** Exercise brief **
For the data that follows, report how many lines contain the word "дням", and nothing else.

== Material provided ==

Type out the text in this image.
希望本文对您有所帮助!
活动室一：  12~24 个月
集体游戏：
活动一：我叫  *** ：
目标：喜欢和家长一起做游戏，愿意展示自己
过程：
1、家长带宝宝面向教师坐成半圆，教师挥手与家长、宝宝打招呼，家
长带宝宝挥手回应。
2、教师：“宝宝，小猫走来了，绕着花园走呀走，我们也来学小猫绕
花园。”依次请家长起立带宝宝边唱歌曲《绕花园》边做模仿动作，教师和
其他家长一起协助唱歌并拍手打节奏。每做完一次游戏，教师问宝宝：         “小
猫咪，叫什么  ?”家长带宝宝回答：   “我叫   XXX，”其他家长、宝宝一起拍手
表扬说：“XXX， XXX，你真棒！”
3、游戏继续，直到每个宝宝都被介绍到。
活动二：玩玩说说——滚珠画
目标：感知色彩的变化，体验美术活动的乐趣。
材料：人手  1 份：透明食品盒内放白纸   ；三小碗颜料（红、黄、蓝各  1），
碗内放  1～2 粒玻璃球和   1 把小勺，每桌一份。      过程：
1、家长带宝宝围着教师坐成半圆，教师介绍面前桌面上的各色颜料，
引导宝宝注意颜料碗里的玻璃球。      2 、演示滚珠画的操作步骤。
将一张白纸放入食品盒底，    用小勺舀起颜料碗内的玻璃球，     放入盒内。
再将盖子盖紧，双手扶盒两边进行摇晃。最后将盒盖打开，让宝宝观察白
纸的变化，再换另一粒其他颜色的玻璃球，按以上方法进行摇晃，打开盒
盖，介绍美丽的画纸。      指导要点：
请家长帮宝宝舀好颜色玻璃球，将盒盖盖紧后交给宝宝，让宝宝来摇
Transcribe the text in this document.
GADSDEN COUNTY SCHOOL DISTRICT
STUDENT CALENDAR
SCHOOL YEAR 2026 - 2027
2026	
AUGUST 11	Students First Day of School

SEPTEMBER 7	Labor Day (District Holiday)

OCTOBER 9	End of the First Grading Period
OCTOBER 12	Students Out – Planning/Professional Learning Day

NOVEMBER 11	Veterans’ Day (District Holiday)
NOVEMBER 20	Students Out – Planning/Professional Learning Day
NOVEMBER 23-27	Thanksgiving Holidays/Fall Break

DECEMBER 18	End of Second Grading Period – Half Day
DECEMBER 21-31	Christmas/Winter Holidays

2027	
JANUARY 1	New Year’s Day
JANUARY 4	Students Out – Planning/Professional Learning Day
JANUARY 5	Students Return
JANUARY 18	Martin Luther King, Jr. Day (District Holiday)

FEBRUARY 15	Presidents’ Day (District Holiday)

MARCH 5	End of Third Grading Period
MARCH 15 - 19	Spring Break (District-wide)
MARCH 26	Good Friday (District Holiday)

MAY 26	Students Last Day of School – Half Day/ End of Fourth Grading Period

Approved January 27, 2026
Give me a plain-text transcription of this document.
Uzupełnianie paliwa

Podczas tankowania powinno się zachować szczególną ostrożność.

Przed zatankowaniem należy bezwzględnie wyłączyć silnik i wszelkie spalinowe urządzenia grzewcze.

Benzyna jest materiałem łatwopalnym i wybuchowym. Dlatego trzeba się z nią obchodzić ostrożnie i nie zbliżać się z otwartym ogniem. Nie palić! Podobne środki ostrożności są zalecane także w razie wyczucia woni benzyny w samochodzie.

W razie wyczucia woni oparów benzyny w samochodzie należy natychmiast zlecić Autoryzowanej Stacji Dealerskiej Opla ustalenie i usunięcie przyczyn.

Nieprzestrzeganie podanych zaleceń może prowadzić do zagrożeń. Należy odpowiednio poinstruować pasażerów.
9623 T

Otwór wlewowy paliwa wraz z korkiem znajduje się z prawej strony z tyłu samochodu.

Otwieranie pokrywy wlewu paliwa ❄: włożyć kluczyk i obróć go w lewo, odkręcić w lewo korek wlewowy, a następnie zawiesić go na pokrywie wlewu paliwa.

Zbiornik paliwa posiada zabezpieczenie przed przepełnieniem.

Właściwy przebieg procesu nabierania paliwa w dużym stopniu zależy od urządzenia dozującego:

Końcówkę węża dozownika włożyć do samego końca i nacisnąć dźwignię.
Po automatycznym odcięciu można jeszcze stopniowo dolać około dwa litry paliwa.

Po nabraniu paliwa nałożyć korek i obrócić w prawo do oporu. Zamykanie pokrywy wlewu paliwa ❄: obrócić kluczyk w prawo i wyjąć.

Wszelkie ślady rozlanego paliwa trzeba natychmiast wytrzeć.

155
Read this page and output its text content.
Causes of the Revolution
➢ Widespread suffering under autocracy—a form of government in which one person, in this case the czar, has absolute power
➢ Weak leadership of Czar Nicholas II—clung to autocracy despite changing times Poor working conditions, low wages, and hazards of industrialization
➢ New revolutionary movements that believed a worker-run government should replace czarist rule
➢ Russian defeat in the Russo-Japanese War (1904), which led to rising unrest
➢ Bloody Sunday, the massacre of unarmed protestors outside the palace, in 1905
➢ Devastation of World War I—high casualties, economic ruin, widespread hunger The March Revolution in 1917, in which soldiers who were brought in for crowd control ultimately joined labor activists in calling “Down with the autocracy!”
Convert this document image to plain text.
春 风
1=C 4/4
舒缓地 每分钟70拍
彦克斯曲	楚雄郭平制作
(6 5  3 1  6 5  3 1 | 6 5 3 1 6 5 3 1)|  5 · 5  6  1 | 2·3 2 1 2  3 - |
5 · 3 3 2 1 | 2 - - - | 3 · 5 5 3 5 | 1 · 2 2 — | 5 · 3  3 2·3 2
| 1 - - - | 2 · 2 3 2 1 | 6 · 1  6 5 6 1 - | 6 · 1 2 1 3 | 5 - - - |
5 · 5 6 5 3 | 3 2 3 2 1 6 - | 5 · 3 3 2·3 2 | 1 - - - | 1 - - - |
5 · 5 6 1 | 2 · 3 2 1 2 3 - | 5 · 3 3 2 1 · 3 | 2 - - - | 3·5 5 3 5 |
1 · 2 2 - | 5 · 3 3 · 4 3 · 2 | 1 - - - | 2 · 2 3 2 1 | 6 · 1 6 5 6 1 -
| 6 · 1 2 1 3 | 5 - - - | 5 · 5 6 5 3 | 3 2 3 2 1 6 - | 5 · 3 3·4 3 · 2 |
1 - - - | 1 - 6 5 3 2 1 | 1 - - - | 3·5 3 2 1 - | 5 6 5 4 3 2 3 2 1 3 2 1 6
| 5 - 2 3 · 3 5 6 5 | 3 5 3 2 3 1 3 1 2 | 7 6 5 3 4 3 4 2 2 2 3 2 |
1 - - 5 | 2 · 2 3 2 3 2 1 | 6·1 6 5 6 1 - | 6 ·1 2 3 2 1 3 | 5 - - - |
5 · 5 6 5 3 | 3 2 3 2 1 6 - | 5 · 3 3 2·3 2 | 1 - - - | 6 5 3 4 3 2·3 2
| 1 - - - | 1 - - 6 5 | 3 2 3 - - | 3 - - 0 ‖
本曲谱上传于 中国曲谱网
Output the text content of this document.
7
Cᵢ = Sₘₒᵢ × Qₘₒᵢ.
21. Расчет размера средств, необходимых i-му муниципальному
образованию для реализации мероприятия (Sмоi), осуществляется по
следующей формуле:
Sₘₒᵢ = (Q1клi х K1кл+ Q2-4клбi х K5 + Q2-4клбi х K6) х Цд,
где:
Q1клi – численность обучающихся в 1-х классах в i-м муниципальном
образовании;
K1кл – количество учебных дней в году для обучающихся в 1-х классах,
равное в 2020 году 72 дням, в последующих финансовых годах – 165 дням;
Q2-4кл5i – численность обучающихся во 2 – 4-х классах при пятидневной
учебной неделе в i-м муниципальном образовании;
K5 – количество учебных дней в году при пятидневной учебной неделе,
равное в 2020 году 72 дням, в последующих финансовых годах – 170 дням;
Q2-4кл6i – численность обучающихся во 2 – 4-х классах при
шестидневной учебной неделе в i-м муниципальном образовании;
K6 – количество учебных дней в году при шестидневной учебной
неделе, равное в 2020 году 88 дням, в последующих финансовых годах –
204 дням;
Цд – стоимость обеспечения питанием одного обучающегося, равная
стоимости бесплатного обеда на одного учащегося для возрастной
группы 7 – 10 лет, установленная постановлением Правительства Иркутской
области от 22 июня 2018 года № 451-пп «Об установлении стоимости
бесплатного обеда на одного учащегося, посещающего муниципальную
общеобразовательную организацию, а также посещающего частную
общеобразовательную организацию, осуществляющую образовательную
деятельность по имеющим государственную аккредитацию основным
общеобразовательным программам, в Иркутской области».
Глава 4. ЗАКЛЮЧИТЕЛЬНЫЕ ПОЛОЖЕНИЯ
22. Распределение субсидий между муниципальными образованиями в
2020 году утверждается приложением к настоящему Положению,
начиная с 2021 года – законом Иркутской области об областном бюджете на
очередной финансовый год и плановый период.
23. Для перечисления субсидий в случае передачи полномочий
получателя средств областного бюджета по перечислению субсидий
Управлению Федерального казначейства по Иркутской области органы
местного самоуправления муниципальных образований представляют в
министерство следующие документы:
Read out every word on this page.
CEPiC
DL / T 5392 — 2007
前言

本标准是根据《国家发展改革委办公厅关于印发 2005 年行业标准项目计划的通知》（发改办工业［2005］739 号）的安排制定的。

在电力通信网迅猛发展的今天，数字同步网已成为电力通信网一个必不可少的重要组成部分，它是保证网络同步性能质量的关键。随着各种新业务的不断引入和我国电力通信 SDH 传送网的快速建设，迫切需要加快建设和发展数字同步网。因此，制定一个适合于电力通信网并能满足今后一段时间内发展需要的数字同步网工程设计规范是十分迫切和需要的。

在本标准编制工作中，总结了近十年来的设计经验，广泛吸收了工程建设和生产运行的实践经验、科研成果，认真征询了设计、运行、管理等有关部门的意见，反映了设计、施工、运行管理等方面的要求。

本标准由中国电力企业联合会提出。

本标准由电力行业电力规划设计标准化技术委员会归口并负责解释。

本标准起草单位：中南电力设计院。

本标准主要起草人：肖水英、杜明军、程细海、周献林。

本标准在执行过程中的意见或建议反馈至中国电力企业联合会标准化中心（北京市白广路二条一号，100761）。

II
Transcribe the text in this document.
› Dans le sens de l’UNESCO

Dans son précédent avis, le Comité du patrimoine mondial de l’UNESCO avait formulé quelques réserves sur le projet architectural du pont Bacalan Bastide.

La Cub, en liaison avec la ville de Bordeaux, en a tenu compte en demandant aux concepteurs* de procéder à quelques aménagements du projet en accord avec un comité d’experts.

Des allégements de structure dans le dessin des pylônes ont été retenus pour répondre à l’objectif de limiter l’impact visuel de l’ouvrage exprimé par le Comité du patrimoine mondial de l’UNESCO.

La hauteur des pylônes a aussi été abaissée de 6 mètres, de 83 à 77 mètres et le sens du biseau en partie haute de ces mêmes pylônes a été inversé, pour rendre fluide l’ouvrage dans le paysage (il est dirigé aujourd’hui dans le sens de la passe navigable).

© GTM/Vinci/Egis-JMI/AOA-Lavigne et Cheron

===

** Correct response **
4